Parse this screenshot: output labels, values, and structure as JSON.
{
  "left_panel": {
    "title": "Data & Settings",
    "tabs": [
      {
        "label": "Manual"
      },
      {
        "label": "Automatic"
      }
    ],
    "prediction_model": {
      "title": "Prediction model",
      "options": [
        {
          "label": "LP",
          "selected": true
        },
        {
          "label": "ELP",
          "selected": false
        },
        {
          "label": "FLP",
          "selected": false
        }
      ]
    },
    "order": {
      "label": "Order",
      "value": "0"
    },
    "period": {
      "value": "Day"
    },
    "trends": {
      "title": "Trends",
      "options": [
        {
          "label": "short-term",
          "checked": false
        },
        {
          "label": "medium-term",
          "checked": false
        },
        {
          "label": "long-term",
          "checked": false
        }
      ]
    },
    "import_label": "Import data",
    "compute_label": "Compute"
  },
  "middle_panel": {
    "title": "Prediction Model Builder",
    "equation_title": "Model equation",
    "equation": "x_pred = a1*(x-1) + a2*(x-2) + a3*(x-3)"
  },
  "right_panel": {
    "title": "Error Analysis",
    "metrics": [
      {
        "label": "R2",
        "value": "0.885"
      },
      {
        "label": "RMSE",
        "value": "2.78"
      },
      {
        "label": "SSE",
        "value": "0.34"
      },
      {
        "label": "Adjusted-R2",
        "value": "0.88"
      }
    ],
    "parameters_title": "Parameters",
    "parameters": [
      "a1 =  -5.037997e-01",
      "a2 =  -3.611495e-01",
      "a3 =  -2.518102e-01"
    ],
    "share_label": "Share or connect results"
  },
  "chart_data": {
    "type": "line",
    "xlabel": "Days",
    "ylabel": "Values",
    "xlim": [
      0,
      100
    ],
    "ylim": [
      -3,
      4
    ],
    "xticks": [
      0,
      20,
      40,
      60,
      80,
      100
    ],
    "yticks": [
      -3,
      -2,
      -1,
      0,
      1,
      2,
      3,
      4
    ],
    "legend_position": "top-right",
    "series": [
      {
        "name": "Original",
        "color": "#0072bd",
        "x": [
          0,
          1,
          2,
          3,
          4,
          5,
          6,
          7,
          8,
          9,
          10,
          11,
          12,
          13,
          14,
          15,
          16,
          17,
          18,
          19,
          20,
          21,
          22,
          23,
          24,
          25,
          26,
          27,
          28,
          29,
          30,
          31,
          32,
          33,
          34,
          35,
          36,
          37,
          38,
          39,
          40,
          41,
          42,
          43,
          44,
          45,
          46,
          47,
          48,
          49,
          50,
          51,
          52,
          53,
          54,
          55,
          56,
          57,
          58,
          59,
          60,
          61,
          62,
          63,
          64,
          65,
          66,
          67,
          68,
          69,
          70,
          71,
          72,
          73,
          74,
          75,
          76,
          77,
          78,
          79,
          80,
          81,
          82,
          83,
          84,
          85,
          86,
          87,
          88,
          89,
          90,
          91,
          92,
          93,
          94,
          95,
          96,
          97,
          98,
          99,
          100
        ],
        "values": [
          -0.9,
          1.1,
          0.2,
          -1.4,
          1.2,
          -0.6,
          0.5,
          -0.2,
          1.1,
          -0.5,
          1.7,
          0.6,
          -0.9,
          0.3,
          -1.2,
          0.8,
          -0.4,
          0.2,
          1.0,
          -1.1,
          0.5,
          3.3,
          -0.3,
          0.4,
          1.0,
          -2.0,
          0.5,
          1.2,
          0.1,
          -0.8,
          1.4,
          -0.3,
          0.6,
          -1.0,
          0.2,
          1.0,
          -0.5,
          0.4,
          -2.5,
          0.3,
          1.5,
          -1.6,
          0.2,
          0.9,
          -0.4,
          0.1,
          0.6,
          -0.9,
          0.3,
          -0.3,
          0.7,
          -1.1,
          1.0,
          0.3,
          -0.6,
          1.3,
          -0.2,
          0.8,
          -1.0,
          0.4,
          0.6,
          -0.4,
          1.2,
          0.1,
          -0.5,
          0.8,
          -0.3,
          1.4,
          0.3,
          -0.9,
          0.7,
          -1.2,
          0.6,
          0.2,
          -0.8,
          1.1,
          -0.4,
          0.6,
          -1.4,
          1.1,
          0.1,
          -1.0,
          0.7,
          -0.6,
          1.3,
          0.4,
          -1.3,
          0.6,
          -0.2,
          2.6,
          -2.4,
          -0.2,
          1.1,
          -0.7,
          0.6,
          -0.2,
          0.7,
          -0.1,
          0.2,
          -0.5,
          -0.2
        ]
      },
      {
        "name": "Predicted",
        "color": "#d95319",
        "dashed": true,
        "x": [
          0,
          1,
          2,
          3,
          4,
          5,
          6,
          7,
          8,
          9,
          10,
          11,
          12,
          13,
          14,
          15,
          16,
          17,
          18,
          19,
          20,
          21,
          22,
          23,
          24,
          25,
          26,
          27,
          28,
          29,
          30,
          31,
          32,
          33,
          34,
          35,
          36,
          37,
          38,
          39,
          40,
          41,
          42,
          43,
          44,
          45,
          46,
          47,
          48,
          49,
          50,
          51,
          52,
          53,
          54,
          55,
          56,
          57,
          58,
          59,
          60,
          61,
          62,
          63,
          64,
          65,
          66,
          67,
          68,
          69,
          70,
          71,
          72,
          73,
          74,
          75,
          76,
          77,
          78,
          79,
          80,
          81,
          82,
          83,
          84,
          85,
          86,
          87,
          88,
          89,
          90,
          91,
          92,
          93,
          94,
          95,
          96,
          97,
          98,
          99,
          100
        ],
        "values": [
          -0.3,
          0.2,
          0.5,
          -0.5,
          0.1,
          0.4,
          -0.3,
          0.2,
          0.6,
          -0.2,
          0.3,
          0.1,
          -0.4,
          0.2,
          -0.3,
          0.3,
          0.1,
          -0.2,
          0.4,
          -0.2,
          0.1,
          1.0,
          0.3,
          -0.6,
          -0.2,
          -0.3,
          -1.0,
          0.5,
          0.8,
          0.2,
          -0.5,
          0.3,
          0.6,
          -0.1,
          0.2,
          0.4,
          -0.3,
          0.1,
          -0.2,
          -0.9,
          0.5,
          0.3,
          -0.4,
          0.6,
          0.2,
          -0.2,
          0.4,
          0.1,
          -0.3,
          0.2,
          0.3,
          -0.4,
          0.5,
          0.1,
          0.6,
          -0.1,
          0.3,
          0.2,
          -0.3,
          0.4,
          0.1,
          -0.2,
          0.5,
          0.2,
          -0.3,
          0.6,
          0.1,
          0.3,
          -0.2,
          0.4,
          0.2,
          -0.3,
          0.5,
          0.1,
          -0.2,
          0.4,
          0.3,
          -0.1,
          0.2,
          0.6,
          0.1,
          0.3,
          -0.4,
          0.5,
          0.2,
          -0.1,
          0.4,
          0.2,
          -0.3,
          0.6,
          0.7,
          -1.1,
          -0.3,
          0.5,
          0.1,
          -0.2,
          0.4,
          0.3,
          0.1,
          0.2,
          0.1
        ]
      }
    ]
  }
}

> [To be done]
From the first line to the last, retype the data exactly.

> [Solved problem]
Parse this screenshot: output labels, values, and structure as JSON.
{
  "left_panel": {
    "title": "Data & Settings",
    "tabs": [
      {
        "label": "Manual"
      },
      {
        "label": "Automatic"
      }
    ],
    "prediction_model": {
      "title": "Prediction model",
      "options": [
        {
          "label": "LP",
          "selected": true
        },
        {
          "label": "ELP",
          "selected": false
        },
        {
          "label": "FLP",
          "selected": false
        }
      ]
    },
    "order": {
      "label": "Order",
      "value": "0"
    },
    "period": {
      "value": "Day"
    },
    "trends": {
      "title": "Trends",
      "options": [
        {
          "label": "short-term",
          "checked": false
        },
        {
          "label": "medium-term",
          "checked": false
        },
        {
          "label": "long-term",
          "checked": false
        }
      ]
    },
    "import_label": "Import data",
    "compute_label": "Compute"
  },
  "middle_panel": {
    "title": "Prediction Model Builder",
    "equation_title": "Model equation",
    "equation": "x_pred = a1*(x-1) + a2*(x-2) + a3*(x-3)"
  },
  "right_panel": {
    "title": "Error Analysis",
    "metrics": [
      {
        "label": "R2",
        "value": "0.885"
      },
      {
        "label": "RMSE",
        "value": "2.78"
      },
      {
        "label": "SSE",
        "value": "0.34"
      },
      {
        "label": "Adjusted-R2",
        "value": "0.88"
      }
    ],
    "parameters_title": "Parameters",
    "parameters": [
      "a1 =  -5.037997e-01",
      "a2 =  -3.611495e-01",
      "a3 =  -2.518102e-01"
    ],
    "share_label": "Share or connect results"
  },
  "chart_data": {
    "type": "line",
    "xlabel": "Days",
    "ylabel": "Values",
    "xlim": [
      0,
      100
    ],
    "ylim": [
      -3,
      4
    ],
    "xticks": [
      0,
      20,
      40,
      60,
      80,
      100
    ],
    "yticks": [
      -3,
      -2,
      -1,
      0,
      1,
      2,
      3,
      4
    ],
    "legend_position": "top-right",
    "series": [
      {
        "name": "Original",
        "color": "#0072bd",
        "x": [
          0,
          1,
          2,
          3,
          4,
          5,
          6,
          7,
          8,
          9,
          10,
          11,
          12,
          13,
          14,
          15,
          16,
          17,
          18,
          19,
          20,
          21,
          22,
          23,
          24,
          25,
          26,
          27,
          28,
          29,
          30,
          31,
          32,
          33,
          34,
          35,
          36,
          37,
          38,
          39,
          40,
          41,
          42,
          43,
          44,
          45,
          46,
          47,
          48,
          49,
          50,
          51,
          52,
          53,
          54,
          55,
          56,
          57,
          58,
          59,
          60,
          61,
          62,
          63,
          64,
          65,
          66,
          67,
          68,
          69,
          70,
          71,
          72,
          73,
          74,
          75,
          76,
          77,
          78,
          79,
          80,
          81,
          82,
          83,
          84,
          85,
          86,
          87,
          88,
          89,
          90,
          91,
          92,
          93,
          94,
          95,
          96,
          97,
          98,
          99,
          100
        ],
        "values": [
          -0.9,
          1.1,
          0.2,
          -1.4,
          1.2,
          -0.6,
          0.5,
          -0.2,
          1.1,
          -0.5,
          1.7,
          0.6,
          -0.9,
          0.3,
          -1.2,
          0.8,
          -0.4,
          0.2,
          1.0,
          -1.1,
          0.5,
          3.3,
          -0.3,
          0.4,
          1.0,
          -2.0,
          0.5,
          1.2,
          0.1,
          -0.8,
          1.4,
          -0.3,
          0.6,
          -1.0,
          0.2,
          1.0,
          -0.5,
          0.4,
          -2.5,
          0.3,
          1.5,
          -1.6,
          0.2,
          0.9,
          -0.4,
          0.1,
          0.6,
          -0.9,
          0.3,
          -0.3,
          0.7,
          -1.1,
          1.0,
          0.3,
          -0.6,
          1.3,
          -0.2,
          0.8,
          -1.0,
          0.4,
          0.6,
          -0.4,
          1.2,
          0.1,
          -0.5,
          0.8,
          -0.3,
          1.4,
          0.3,
          -0.9,
          0.7,
          -1.2,
          0.6,
          0.2,
          -0.8,
          1.1,
          -0.4,
          0.6,
          -1.4,
          1.1,
          0.1,
          -1.0,
          0.7,
          -0.6,
          1.3,
          0.4,
          -1.3,
          0.6,
          -0.2,
          2.6,
          -2.4,
          -0.2,
          1.1,
          -0.7,
          0.6,
          -0.2,
          0.7,
          -0.1,
          0.2,
          -0.5,
          -0.2
        ]
      },
      {
        "name": "Predicted",
        "color": "#d95319",
        "dashed": true,
        "x": [
          0,
          1,
          2,
          3,
          4,
          5,
          6,
          7,
          8,
          9,
          10,
          11,
          12,
          13,
          14,
          15,
          16,
          17,
          18,
          19,
          20,
          21,
          22,
          23,
          24,
          25,
          26,
          27,
          28,
          29,
          30,
          31,
          32,
          33,
          34,
          35,
          36,
          37,
          38,
          39,
          40,
          41,
          42,
          43,
          44,
          45,
          46,
          47,
          48,
          49,
          50,
          51,
          52,
          53,
          54,
          55,
          56,
          57,
          58,
          59,
          60,
          61,
          62,
          63,
          64,
          65,
          66,
          67,
          68,
          69,
          70,
          71,
          72,
          73,
          74,
          75,
          76,
          77,
          78,
          79,
          80,
          81,
          82,
          83,
          84,
          85,
          86,
          87,
          88,
          89,
          90,
          91,
          92,
          93,
          94,
          95,
          96,
          97,
          98,
          99,
          100
        ],
        "values": [
          -0.3,
          0.2,
          0.5,
          -0.5,
          0.1,
          0.4,
          -0.3,
          0.2,
          0.6,
          -0.2,
          0.3,
          0.1,
          -0.4,
          0.2,
          -0.3,
          0.3,
          0.1,
          -0.2,
          0.4,
          -0.2,
          0.1,
          1.0,
          0.3,
          -0.6,
          -0.2,
          -0.3,
          -1.0,
          0.5,
          0.8,
          0.2,
          -0.5,
          0.3,
          0.6,
          -0.1,
          0.2,
          0.4,
          -0.3,
          0.1,
          -0.2,
          -0.9,
          0.5,
          0.3,
          -0.4,
          0.6,
          0.2,
          -0.2,
          0.4,
          0.1,
          -0.3,
          0.2,
          0.3,
          -0.4,
          0.5,
          0.1,
          0.6,
          -0.1,
          0.3,
          0.2,
          -0.3,
          0.4,
          0.1,
          -0.2,
          0.5,
          0.2,
          -0.3,
          0.6,
          0.1,
          0.3,
          -0.2,
          0.4,
          0.2,
          -0.3,
          0.5,
          0.1,
          -0.2,
          0.4,
          0.3,
          -0.1,
          0.2,
          0.6,
          0.1,
          0.3,
          -0.4,
          0.5,
          0.2,
          -0.1,
          0.4,
          0.2,
          -0.3,
          0.6,
          0.7,
          -1.1,
          -0.3,
          0.5,
          0.1,
          -0.2,
          0.4,
          0.3,
          0.1,
          0.2,
          0.1
        ]
      }
    ]
  }
}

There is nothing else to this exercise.